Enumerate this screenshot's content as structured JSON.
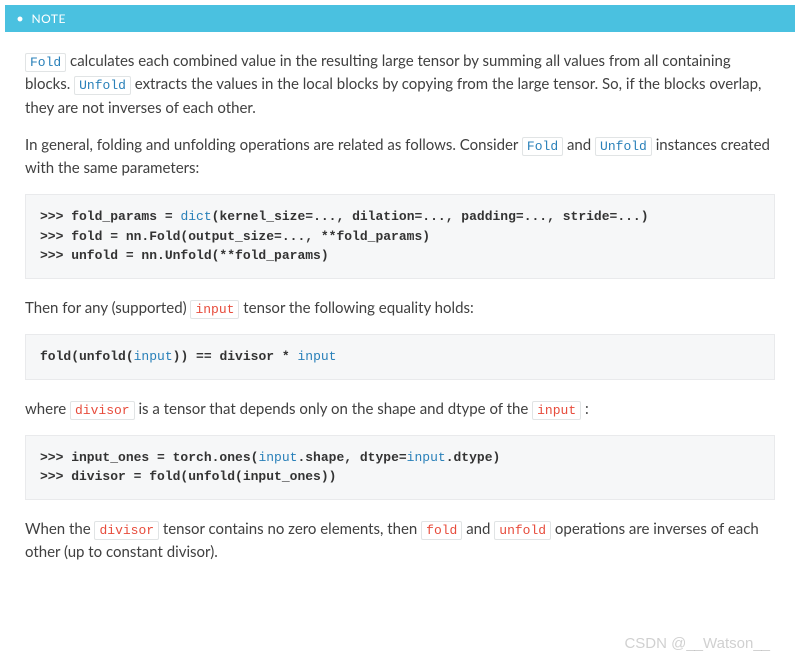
{
  "header": {
    "label": "NOTE"
  },
  "para1": {
    "t0": " calculates each combined value in the resulting large tensor by summing all values from all containing blocks. ",
    "t1": " extracts the values in the local blocks by copying from the large tensor. So, if the blocks overlap, they are not inverses of each other.",
    "fold": "Fold",
    "unfold": "Unfold"
  },
  "para2": {
    "t0": "In general, folding and unfolding operations are related as follows. Consider ",
    "fold": "Fold",
    "t1": " and ",
    "unfold": "Unfold",
    "t2": " instances created with the same parameters:"
  },
  "code1": {
    "l1_pre": ">>> fold_params = ",
    "l1_dict": "dict",
    "l1_post": "(kernel_size=..., dilation=..., padding=..., stride=...)",
    "l2": ">>> fold = nn.Fold(output_size=..., **fold_params)",
    "l3": ">>> unfold = nn.Unfold(**fold_params)"
  },
  "para3": {
    "t0": "Then for any (supported) ",
    "input": "input",
    "t1": " tensor the following equality holds:"
  },
  "code2": {
    "l1_pre": "fold(unfold(",
    "l1_in1": "input",
    "l1_mid": ")) == divisor * ",
    "l1_in2": "input"
  },
  "para4": {
    "t0": "where ",
    "divisor": "divisor",
    "t1": " is a tensor that depends only on the shape and dtype of the ",
    "input": "input",
    "t2": " :"
  },
  "code3": {
    "l1_pre": ">>> input_ones = torch.ones(",
    "l1_in1": "input",
    "l1_mid": ".shape, dtype=",
    "l1_in2": "input",
    "l1_end": ".dtype)",
    "l2": ">>> divisor = fold(unfold(input_ones))"
  },
  "para5": {
    "t0": "When the ",
    "divisor": "divisor",
    "t1": " tensor contains no zero elements, then ",
    "fold": "fold",
    "t2": " and ",
    "unfold": "unfold",
    "t3": " operations are inverses of each other (up to constant divisor)."
  },
  "watermark": "CSDN @__Watson__"
}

————————

### Short task
Write every entry out again exactly, dropping the pictures.

### Right answer
Enumerate this screenshot's content as structured JSON.
{
  "header": {
    "label": "NOTE"
  },
  "para1": {
    "t0": " calculates each combined value in the resulting large tensor by summing all values from all containing blocks. ",
    "t1": " extracts the values in the local blocks by copying from the large tensor. So, if the blocks overlap, they are not inverses of each other.",
    "fold": "Fold",
    "unfold": "Unfold"
  },
  "para2": {
    "t0": "In general, folding and unfolding operations are related as follows. Consider ",
    "fold": "Fold",
    "t1": " and ",
    "unfold": "Unfold",
    "t2": " instances created with the same parameters:"
  },
  "code1": {
    "l1_pre": ">>> fold_params = ",
    "l1_dict": "dict",
    "l1_post": "(kernel_size=..., dilation=..., padding=..., stride=...)",
    "l2": ">>> fold = nn.Fold(output_size=..., **fold_params)",
    "l3": ">>> unfold = nn.Unfold(**fold_params)"
  },
  "para3": {
    "t0": "Then for any (supported) ",
    "input": "input",
    "t1": " tensor the following equality holds:"
  },
  "code2": {
    "l1_pre": "fold(unfold(",
    "l1_in1": "input",
    "l1_mid": ")) == divisor * ",
    "l1_in2": "input"
  },
  "para4": {
    "t0": "where ",
    "divisor": "divisor",
    "t1": " is a tensor that depends only on the shape and dtype of the ",
    "input": "input",
    "t2": " :"
  },
  "code3": {
    "l1_pre": ">>> input_ones = torch.ones(",
    "l1_in1": "input",
    "l1_mid": ".shape, dtype=",
    "l1_in2": "input",
    "l1_end": ".dtype)",
    "l2": ">>> divisor = fold(unfold(input_ones))"
  },
  "para5": {
    "t0": "When the ",
    "divisor": "divisor",
    "t1": " tensor contains no zero elements, then ",
    "fold": "fold",
    "t2": " and ",
    "unfold": "unfold",
    "t3": " operations are inverses of each other (up to constant divisor)."
  },
  "watermark": "CSDN @__Watson__"
}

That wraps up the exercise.